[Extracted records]

%%

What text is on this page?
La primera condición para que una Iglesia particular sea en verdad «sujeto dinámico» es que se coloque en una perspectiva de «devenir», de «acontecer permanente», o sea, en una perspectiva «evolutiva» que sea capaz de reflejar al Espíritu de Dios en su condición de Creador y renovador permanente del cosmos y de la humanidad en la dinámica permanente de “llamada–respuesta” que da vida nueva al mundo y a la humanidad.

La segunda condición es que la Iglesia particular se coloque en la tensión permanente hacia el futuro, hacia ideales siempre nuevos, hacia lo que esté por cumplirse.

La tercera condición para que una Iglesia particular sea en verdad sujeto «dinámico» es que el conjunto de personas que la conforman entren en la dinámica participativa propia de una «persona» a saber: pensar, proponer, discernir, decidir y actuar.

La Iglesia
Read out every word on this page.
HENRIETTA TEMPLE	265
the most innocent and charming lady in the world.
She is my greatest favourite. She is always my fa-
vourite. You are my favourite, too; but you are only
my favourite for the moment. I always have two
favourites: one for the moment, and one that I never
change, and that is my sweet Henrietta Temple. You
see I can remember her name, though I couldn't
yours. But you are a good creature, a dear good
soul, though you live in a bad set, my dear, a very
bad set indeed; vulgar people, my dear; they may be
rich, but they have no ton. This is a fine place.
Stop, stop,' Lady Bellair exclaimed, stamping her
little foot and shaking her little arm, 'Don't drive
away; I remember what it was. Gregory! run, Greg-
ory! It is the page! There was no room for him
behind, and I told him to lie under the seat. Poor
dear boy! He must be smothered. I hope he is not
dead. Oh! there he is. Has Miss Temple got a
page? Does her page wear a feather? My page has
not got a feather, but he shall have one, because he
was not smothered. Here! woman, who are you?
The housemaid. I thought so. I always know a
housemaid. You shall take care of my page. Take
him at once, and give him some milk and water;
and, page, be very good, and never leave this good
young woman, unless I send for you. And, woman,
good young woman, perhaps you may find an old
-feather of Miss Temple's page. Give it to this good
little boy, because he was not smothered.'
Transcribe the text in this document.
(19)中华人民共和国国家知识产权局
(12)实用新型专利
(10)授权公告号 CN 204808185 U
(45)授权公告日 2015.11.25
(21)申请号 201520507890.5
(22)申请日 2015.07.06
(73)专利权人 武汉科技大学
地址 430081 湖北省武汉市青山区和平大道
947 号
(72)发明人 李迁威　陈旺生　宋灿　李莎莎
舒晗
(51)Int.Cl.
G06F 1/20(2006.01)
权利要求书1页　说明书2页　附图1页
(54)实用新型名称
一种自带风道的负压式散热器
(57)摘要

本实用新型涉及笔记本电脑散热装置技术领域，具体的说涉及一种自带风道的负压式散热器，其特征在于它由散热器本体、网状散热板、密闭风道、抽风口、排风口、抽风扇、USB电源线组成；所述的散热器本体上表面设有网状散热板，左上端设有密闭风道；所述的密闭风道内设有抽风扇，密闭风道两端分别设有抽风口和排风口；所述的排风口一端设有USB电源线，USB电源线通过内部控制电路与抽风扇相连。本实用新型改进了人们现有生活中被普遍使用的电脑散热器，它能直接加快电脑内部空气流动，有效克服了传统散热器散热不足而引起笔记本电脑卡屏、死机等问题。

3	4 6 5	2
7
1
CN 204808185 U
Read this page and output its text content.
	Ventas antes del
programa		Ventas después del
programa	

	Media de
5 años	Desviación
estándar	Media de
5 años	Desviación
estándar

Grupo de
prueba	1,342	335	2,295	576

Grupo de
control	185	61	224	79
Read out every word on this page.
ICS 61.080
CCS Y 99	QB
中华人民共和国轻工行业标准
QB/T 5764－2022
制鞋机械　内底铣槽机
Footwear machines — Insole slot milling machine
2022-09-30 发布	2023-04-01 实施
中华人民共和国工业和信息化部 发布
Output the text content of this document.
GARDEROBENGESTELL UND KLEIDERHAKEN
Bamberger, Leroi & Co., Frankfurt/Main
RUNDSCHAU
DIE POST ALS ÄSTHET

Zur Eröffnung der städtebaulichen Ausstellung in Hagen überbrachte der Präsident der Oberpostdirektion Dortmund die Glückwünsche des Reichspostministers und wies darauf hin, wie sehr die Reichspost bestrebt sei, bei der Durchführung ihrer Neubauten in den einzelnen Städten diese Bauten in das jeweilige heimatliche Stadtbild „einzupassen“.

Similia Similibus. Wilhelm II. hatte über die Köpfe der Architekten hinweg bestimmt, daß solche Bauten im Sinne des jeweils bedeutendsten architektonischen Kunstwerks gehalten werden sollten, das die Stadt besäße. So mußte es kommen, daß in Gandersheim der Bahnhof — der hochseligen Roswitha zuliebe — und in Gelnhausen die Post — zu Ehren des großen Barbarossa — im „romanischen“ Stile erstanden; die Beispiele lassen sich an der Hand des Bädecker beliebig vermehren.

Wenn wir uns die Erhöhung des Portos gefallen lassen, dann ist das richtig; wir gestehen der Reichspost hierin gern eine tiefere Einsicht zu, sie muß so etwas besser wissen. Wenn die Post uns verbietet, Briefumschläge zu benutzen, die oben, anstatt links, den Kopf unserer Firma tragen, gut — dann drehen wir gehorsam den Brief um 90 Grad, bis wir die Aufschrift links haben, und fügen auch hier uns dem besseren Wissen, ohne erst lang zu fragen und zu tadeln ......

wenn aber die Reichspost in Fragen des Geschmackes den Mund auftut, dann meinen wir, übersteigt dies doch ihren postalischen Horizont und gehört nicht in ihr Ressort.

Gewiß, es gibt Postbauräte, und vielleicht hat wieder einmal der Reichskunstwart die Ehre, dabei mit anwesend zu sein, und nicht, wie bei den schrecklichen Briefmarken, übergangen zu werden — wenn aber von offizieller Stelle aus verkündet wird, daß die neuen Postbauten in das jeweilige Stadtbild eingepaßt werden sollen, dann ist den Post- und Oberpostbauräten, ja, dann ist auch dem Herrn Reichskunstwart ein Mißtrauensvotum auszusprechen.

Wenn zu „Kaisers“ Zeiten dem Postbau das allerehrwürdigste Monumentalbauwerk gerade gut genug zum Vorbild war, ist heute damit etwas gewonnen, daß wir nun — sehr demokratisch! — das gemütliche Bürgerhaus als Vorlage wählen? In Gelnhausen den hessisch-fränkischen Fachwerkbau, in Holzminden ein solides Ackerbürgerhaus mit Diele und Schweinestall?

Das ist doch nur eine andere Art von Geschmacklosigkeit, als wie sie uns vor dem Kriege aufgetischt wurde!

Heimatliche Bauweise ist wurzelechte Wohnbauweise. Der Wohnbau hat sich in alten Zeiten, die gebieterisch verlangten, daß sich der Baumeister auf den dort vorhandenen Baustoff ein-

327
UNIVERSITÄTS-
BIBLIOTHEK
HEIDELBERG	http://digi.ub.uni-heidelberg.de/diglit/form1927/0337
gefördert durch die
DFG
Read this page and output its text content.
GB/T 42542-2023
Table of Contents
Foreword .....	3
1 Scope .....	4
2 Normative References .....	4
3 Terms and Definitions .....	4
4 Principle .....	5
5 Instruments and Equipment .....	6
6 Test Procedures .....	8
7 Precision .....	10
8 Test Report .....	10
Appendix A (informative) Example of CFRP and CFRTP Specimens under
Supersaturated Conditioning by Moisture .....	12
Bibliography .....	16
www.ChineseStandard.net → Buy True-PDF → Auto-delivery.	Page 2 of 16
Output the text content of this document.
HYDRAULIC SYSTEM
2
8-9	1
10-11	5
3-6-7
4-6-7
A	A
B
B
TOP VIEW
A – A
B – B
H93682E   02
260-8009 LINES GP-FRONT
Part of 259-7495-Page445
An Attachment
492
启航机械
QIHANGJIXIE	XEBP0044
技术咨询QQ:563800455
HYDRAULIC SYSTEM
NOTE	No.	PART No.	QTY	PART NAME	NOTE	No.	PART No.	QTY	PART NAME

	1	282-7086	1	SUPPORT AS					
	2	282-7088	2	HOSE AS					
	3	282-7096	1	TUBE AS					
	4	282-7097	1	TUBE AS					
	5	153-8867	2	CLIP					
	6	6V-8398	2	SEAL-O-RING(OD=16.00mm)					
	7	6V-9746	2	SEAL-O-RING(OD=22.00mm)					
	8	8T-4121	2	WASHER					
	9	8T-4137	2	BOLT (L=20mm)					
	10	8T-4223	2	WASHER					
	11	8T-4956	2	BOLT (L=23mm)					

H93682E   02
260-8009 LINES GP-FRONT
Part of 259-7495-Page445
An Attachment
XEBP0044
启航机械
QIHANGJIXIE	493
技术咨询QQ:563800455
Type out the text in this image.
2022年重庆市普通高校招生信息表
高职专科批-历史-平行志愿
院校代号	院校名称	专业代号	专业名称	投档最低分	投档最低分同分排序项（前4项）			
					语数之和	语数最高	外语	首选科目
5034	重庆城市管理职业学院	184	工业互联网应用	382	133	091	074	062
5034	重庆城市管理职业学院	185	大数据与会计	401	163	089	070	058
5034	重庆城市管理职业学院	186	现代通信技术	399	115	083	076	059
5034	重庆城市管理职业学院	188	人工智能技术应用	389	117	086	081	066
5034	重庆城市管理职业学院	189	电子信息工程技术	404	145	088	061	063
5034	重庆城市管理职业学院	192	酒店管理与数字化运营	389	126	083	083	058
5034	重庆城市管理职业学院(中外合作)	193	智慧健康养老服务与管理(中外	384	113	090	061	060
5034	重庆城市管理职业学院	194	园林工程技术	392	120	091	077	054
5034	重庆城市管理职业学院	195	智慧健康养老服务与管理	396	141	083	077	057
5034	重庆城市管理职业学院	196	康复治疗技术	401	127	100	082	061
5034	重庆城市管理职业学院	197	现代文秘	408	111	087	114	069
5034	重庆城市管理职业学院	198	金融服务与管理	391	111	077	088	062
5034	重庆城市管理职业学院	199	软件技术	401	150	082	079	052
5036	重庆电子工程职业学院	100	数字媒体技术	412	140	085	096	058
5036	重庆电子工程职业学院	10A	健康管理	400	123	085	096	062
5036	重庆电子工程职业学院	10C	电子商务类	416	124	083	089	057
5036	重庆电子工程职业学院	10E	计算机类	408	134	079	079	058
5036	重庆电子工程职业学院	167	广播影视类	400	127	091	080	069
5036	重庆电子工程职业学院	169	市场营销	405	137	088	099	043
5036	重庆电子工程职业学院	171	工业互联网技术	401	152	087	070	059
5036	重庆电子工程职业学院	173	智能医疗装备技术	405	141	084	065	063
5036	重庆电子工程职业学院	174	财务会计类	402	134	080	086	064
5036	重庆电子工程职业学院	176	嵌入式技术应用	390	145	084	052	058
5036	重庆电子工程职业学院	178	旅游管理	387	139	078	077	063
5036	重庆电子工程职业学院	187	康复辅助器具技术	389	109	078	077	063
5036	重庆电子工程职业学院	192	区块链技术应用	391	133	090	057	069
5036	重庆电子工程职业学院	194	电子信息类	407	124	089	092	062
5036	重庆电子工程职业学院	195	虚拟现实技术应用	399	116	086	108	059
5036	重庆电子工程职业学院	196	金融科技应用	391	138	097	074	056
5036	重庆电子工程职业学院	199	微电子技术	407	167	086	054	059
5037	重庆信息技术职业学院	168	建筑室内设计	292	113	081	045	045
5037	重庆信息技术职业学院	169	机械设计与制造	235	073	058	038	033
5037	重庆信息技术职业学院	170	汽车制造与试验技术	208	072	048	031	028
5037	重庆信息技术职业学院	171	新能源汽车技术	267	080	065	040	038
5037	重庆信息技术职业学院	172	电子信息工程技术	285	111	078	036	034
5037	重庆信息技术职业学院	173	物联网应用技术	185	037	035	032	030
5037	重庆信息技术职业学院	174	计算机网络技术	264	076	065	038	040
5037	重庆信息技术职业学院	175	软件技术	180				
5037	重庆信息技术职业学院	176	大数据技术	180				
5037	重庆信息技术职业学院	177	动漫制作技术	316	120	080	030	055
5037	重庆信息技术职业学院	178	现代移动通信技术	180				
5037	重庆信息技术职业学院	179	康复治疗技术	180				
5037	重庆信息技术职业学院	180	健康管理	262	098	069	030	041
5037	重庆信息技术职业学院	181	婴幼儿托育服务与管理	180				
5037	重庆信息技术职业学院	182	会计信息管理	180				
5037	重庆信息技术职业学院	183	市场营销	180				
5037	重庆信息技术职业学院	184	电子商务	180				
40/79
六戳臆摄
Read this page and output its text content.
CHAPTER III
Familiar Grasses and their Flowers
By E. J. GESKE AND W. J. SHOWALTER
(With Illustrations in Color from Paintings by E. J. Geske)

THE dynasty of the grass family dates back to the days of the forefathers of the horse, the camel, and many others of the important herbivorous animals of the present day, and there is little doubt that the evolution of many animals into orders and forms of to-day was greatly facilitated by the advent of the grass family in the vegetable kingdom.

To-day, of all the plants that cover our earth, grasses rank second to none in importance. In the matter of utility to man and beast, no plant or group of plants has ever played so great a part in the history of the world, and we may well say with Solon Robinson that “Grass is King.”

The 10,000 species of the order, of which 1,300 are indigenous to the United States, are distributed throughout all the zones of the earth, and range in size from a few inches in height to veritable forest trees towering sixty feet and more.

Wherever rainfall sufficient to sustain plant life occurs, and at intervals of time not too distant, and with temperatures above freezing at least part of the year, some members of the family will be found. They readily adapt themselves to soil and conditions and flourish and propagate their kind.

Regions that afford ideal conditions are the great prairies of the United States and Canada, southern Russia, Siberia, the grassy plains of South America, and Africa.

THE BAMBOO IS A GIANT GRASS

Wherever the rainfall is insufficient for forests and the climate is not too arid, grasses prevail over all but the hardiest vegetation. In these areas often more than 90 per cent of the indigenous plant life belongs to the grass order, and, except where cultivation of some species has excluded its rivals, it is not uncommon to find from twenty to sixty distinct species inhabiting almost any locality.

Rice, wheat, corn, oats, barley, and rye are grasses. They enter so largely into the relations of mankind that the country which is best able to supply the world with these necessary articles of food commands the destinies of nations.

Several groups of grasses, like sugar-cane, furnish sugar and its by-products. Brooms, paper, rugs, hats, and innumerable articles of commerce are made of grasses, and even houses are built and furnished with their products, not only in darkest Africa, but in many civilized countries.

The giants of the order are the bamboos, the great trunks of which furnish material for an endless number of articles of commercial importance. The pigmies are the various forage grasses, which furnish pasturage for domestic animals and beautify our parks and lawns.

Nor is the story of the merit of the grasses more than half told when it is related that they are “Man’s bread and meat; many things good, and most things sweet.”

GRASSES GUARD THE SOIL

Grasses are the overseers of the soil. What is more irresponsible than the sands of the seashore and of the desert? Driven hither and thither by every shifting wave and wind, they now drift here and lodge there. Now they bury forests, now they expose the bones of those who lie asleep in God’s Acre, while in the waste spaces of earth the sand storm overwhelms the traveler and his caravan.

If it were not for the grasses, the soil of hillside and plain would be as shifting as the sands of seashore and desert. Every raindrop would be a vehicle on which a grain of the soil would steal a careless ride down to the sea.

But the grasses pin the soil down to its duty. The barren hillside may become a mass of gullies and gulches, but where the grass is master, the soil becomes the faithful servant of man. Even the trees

%%

= TASK REQUIREMENTS =
Find the word "康复治疗技术" in the data and show each line that holds it.

= IN RESPONSE =
5034	重庆城市管理职业学院	196	康复治疗技术	401	127	100	082	061
5037	重庆信息技术职业学院	179	康复治疗技术	180				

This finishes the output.